Saved data entries:
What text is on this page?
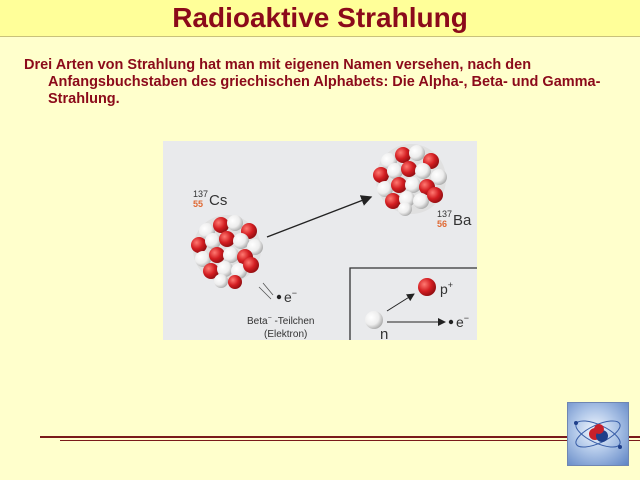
Radioaktive Strahlung
Drei Arten von Strahlung hat man mit eigenen Namen versehen, nach den Anfangsbuchstaben des griechischen Alphabets: Die Alpha-, Beta- und Gamma-Strahlung.
137
55 Cs
137
56 Ba
e−
Beta− -Teilchen
(Elektron)	n
p+
e−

◆ Prompt ◆
Leaving aside the images, write out the entries above word for word.

◆ Exercise response ◆
What text is on this page?
Radioaktive Strahlung
Drei Arten von Strahlung hat man mit eigenen Namen versehen, nach den Anfangsbuchstaben des griechischen Alphabets: Die Alpha-, Beta- und Gamma-Strahlung.
137
55 Cs
137
56 Ba
e−
Beta− -Teilchen
(Elektron)	n
p+
e−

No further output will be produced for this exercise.